[Stated problem] Set the following entries down again exactly, line by line.

[Material for this task]
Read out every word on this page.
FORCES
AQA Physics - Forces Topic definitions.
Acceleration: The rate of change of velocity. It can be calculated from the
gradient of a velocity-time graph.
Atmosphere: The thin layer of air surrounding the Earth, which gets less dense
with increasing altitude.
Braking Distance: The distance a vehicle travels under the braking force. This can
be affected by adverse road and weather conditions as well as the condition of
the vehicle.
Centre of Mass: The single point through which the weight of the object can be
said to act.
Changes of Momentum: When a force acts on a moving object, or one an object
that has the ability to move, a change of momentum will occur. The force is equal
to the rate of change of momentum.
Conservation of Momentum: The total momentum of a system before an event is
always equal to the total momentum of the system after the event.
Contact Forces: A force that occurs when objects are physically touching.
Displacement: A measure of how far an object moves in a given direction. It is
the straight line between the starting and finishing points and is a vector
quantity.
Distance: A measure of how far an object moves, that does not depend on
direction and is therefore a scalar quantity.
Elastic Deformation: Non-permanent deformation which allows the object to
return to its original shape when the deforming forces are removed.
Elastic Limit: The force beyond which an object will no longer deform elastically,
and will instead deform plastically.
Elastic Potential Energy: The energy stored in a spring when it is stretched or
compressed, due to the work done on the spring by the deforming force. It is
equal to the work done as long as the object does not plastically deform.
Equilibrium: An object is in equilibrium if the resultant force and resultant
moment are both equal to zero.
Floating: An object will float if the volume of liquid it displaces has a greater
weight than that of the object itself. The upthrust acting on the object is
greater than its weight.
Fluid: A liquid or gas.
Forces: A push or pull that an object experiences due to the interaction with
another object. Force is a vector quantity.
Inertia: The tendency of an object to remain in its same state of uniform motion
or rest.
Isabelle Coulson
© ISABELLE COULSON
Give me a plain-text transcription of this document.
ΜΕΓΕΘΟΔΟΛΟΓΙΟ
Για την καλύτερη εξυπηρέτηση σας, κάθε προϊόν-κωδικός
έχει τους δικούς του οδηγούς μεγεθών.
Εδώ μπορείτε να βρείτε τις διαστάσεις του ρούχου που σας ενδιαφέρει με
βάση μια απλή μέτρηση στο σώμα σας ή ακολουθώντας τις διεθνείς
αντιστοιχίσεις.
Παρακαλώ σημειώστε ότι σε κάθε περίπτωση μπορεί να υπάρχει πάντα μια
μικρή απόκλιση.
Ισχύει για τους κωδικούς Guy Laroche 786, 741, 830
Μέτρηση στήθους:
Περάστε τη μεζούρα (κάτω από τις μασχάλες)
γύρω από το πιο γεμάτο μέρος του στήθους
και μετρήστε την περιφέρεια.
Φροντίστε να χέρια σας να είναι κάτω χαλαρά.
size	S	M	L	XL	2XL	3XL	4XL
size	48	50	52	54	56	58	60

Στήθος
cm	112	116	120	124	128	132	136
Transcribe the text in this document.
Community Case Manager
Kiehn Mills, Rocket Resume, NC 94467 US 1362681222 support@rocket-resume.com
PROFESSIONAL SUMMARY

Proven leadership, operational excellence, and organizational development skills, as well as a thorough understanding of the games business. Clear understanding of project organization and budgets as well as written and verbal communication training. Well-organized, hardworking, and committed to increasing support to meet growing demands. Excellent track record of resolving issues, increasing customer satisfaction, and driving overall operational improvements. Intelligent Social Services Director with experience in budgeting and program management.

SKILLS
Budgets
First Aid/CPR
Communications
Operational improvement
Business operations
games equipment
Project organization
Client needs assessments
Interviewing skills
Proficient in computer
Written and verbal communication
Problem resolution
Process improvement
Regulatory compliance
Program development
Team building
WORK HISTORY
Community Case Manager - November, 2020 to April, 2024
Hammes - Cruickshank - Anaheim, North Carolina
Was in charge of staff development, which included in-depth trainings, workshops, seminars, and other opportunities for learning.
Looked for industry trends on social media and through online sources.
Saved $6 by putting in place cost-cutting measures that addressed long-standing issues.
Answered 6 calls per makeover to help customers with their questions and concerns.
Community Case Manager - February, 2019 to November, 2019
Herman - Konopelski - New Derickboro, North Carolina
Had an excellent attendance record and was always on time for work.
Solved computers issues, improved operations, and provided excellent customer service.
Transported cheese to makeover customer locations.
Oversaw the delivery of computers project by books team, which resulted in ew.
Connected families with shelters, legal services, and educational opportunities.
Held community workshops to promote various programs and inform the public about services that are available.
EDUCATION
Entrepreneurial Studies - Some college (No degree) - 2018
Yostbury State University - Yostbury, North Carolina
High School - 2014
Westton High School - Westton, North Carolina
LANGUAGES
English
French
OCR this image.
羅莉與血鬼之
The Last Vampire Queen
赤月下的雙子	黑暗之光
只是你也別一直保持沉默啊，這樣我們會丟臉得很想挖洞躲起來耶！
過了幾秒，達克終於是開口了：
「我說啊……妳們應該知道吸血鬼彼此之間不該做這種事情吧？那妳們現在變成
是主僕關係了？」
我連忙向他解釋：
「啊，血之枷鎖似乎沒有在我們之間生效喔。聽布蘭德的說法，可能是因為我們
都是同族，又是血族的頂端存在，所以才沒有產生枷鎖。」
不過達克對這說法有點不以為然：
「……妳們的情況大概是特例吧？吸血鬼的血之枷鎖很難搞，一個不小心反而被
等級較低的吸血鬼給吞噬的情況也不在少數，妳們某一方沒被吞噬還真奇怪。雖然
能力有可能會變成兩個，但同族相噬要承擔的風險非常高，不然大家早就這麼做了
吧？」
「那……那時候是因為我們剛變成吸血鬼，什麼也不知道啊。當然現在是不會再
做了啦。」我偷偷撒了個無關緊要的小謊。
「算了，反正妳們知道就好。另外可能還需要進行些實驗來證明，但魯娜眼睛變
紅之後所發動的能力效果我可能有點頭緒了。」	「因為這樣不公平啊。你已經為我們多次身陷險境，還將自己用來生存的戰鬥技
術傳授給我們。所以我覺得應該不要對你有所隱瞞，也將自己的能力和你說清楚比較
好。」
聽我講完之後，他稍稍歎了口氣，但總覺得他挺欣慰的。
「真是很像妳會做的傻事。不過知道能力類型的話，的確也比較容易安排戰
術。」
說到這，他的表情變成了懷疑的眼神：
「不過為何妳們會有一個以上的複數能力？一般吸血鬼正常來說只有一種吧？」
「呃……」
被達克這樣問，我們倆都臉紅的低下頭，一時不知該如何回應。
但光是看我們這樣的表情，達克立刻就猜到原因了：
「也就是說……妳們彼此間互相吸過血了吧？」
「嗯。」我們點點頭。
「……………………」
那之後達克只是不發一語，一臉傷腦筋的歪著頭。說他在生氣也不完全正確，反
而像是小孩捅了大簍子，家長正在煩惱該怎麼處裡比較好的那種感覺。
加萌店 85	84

[Solution for this task]
Read out every word on this page.
FORCES
AQA Physics - Forces Topic definitions.
Acceleration: The rate of change of velocity. It can be calculated from the
gradient of a velocity-time graph.
Atmosphere: The thin layer of air surrounding the Earth, which gets less dense
with increasing altitude.
Braking Distance: The distance a vehicle travels under the braking force. This can
be affected by adverse road and weather conditions as well as the condition of
the vehicle.
Centre of Mass: The single point through which the weight of the object can be
said to act.
Changes of Momentum: When a force acts on a moving object, or one an object
that has the ability to move, a change of momentum will occur. The force is equal
to the rate of change of momentum.
Conservation of Momentum: The total momentum of a system before an event is
always equal to the total momentum of the system after the event.
Contact Forces: A force that occurs when objects are physically touching.
Displacement: A measure of how far an object moves in a given direction. It is
the straight line between the starting and finishing points and is a vector
quantity.
Distance: A measure of how far an object moves, that does not depend on
direction and is therefore a scalar quantity.
Elastic Deformation: Non-permanent deformation which allows the object to
return to its original shape when the deforming forces are removed.
Elastic Limit: The force beyond which an object will no longer deform elastically,
and will instead deform plastically.
Elastic Potential Energy: The energy stored in a spring when it is stretched or
compressed, due to the work done on the spring by the deforming force. It is
equal to the work done as long as the object does not plastically deform.
Equilibrium: An object is in equilibrium if the resultant force and resultant
moment are both equal to zero.
Floating: An object will float if the volume of liquid it displaces has a greater
weight than that of the object itself. The upthrust acting on the object is
greater than its weight.
Fluid: A liquid or gas.
Forces: A push or pull that an object experiences due to the interaction with
another object. Force is a vector quantity.
Inertia: The tendency of an object to remain in its same state of uniform motion
or rest.
Isabelle Coulson
© ISABELLE COULSON
Give me a plain-text transcription of this document.
ΜΕΓΕΘΟΔΟΛΟΓΙΟ
Για την καλύτερη εξυπηρέτηση σας, κάθε προϊόν-κωδικός
έχει τους δικούς του οδηγούς μεγεθών.
Εδώ μπορείτε να βρείτε τις διαστάσεις του ρούχου που σας ενδιαφέρει με
βάση μια απλή μέτρηση στο σώμα σας ή ακολουθώντας τις διεθνείς
αντιστοιχίσεις.
Παρακαλώ σημειώστε ότι σε κάθε περίπτωση μπορεί να υπάρχει πάντα μια
μικρή απόκλιση.
Ισχύει για τους κωδικούς Guy Laroche 786, 741, 830
Μέτρηση στήθους:
Περάστε τη μεζούρα (κάτω από τις μασχάλες)
γύρω από το πιο γεμάτο μέρος του στήθους
και μετρήστε την περιφέρεια.
Φροντίστε να χέρια σας να είναι κάτω χαλαρά.
size	S	M	L	XL	2XL	3XL	4XL
size	48	50	52	54	56	58	60

Στήθος
cm	112	116	120	124	128	132	136
Transcribe the text in this document.
Community Case Manager
Kiehn Mills, Rocket Resume, NC 94467 US 1362681222 support@rocket-resume.com
PROFESSIONAL SUMMARY

Proven leadership, operational excellence, and organizational development skills, as well as a thorough understanding of the games business. Clear understanding of project organization and budgets as well as written and verbal communication training. Well-organized, hardworking, and committed to increasing support to meet growing demands. Excellent track record of resolving issues, increasing customer satisfaction, and driving overall operational improvements. Intelligent Social Services Director with experience in budgeting and program management.

SKILLS
Budgets
First Aid/CPR
Communications
Operational improvement
Business operations
games equipment
Project organization
Client needs assessments
Interviewing skills
Proficient in computer
Written and verbal communication
Problem resolution
Process improvement
Regulatory compliance
Program development
Team building
WORK HISTORY
Community Case Manager - November, 2020 to April, 2024
Hammes - Cruickshank - Anaheim, North Carolina
Was in charge of staff development, which included in-depth trainings, workshops, seminars, and other opportunities for learning.
Looked for industry trends on social media and through online sources.
Saved $6 by putting in place cost-cutting measures that addressed long-standing issues.
Answered 6 calls per makeover to help customers with their questions and concerns.
Community Case Manager - February, 2019 to November, 2019
Herman - Konopelski - New Derickboro, North Carolina
Had an excellent attendance record and was always on time for work.
Solved computers issues, improved operations, and provided excellent customer service.
Transported cheese to makeover customer locations.
Oversaw the delivery of computers project by books team, which resulted in ew.
Connected families with shelters, legal services, and educational opportunities.
Held community workshops to promote various programs and inform the public about services that are available.
EDUCATION
Entrepreneurial Studies - Some college (No degree) - 2018
Yostbury State University - Yostbury, North Carolina
High School - 2014
Westton High School - Westton, North Carolina
LANGUAGES
English
French
OCR this image.
羅莉與血鬼之
The Last Vampire Queen
赤月下的雙子	黑暗之光
只是你也別一直保持沉默啊，這樣我們會丟臉得很想挖洞躲起來耶！
過了幾秒，達克終於是開口了：
「我說啊……妳們應該知道吸血鬼彼此之間不該做這種事情吧？那妳們現在變成
是主僕關係了？」
我連忙向他解釋：
「啊，血之枷鎖似乎沒有在我們之間生效喔。聽布蘭德的說法，可能是因為我們
都是同族，又是血族的頂端存在，所以才沒有產生枷鎖。」
不過達克對這說法有點不以為然：
「……妳們的情況大概是特例吧？吸血鬼的血之枷鎖很難搞，一個不小心反而被
等級較低的吸血鬼給吞噬的情況也不在少數，妳們某一方沒被吞噬還真奇怪。雖然
能力有可能會變成兩個，但同族相噬要承擔的風險非常高，不然大家早就這麼做了
吧？」
「那……那時候是因為我們剛變成吸血鬼，什麼也不知道啊。當然現在是不會再
做了啦。」我偷偷撒了個無關緊要的小謊。
「算了，反正妳們知道就好。另外可能還需要進行些實驗來證明，但魯娜眼睛變
紅之後所發動的能力效果我可能有點頭緒了。」	「因為這樣不公平啊。你已經為我們多次身陷險境，還將自己用來生存的戰鬥技
術傳授給我們。所以我覺得應該不要對你有所隱瞞，也將自己的能力和你說清楚比較
好。」
聽我講完之後，他稍稍歎了口氣，但總覺得他挺欣慰的。
「真是很像妳會做的傻事。不過知道能力類型的話，的確也比較容易安排戰
術。」
說到這，他的表情變成了懷疑的眼神：
「不過為何妳們會有一個以上的複數能力？一般吸血鬼正常來說只有一種吧？」
「呃……」
被達克這樣問，我們倆都臉紅的低下頭，一時不知該如何回應。
但光是看我們這樣的表情，達克立刻就猜到原因了：
「也就是說……妳們彼此間互相吸過血了吧？」
「嗯。」我們點點頭。
「……………………」
那之後達克只是不發一語，一臉傷腦筋的歪著頭。說他在生氣也不完全正確，反
而像是小孩捅了大簍子，家長正在煩惱該怎麼處裡比較好的那種感覺。
加萌店 85	84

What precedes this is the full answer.